TASK DATA —
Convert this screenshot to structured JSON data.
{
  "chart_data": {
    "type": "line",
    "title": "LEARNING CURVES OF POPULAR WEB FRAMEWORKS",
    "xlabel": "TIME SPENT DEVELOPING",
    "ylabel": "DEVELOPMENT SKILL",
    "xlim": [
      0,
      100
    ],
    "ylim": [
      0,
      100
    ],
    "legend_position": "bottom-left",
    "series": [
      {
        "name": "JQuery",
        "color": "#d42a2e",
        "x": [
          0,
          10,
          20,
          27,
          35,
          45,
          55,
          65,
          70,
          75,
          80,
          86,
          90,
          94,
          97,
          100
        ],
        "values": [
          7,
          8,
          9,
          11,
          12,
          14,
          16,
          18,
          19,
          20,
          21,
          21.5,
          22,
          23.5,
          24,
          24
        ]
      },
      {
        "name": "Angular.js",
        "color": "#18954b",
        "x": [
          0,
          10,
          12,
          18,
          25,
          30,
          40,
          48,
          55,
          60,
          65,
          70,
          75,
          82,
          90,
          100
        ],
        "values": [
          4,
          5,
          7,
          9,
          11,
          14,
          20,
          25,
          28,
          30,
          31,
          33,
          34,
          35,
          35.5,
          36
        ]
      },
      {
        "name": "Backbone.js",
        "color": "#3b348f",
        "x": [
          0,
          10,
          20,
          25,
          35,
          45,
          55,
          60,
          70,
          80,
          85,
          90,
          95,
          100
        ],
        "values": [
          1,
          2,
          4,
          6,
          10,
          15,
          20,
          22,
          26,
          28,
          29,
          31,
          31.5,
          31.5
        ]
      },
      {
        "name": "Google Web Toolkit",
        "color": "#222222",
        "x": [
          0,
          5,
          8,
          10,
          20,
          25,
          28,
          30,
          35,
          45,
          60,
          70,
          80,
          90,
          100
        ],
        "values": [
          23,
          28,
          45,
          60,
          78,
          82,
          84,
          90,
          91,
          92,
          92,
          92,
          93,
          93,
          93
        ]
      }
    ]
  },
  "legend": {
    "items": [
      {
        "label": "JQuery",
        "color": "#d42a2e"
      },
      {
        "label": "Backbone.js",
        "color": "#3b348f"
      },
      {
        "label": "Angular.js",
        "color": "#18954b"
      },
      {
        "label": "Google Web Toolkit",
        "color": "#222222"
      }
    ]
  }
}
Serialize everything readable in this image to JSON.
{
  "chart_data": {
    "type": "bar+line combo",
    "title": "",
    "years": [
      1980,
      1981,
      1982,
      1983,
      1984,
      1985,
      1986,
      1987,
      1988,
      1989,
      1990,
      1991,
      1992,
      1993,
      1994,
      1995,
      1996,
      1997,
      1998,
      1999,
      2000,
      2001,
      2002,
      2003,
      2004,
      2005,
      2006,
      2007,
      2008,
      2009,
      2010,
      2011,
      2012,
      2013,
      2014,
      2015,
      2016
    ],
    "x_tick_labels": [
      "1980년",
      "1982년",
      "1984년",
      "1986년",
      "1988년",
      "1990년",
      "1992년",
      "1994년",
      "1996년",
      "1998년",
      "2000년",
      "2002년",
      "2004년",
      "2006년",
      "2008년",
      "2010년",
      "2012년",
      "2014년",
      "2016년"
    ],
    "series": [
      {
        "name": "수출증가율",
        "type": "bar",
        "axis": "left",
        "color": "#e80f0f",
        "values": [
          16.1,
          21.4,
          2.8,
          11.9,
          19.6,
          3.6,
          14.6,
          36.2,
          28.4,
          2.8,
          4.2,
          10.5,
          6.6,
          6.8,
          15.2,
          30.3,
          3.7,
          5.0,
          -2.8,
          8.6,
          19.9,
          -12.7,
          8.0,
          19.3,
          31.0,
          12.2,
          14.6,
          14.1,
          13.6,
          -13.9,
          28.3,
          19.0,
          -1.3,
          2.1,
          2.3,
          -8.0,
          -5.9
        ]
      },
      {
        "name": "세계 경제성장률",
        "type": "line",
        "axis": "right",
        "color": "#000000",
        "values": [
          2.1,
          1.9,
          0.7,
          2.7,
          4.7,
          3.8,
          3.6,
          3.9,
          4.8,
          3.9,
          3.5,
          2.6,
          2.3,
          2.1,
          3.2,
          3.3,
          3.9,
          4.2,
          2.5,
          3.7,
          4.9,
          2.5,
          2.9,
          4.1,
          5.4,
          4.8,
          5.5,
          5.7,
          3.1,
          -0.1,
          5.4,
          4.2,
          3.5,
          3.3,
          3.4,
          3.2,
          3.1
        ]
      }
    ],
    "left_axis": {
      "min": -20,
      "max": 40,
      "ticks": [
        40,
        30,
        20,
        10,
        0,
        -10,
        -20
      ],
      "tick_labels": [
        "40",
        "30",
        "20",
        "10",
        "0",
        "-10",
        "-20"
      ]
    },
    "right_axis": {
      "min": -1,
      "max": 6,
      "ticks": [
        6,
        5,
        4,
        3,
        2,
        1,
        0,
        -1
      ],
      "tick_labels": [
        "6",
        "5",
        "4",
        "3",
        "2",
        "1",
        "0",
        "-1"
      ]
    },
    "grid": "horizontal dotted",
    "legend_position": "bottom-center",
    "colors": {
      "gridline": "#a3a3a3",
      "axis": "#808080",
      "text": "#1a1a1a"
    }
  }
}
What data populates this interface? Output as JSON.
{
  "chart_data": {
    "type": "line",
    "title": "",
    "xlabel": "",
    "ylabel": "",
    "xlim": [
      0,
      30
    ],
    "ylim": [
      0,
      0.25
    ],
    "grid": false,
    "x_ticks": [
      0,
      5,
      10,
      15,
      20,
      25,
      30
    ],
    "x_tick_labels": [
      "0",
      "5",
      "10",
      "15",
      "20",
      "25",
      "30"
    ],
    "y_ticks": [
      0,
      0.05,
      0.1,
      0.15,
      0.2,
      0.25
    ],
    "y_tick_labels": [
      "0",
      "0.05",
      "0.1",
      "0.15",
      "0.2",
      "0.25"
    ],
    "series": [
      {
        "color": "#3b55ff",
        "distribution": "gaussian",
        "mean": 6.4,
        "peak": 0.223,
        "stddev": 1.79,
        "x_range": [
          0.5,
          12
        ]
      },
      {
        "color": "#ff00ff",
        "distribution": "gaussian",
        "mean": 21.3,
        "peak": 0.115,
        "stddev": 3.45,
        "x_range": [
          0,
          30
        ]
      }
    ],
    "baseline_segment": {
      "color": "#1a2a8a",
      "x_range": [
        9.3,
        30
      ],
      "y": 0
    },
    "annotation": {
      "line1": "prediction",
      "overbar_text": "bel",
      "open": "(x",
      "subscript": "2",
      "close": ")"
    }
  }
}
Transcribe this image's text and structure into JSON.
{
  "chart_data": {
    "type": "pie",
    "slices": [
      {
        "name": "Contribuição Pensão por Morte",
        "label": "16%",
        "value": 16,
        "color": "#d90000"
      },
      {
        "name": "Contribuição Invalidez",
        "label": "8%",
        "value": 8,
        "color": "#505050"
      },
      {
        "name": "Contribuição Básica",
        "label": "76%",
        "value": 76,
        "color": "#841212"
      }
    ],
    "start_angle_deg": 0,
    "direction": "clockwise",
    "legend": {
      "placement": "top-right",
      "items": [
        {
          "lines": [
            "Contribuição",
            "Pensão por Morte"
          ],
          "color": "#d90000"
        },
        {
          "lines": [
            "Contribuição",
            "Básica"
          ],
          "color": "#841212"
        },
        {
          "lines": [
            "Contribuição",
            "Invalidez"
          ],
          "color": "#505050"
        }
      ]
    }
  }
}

WHAT IS EXPECTED —
Select and copy every line of the material that holds the string "Pensão".

EXERCISE SOLUTION —
        "name": "Contribuição Pensão por Morte",
            "Pensão por Morte"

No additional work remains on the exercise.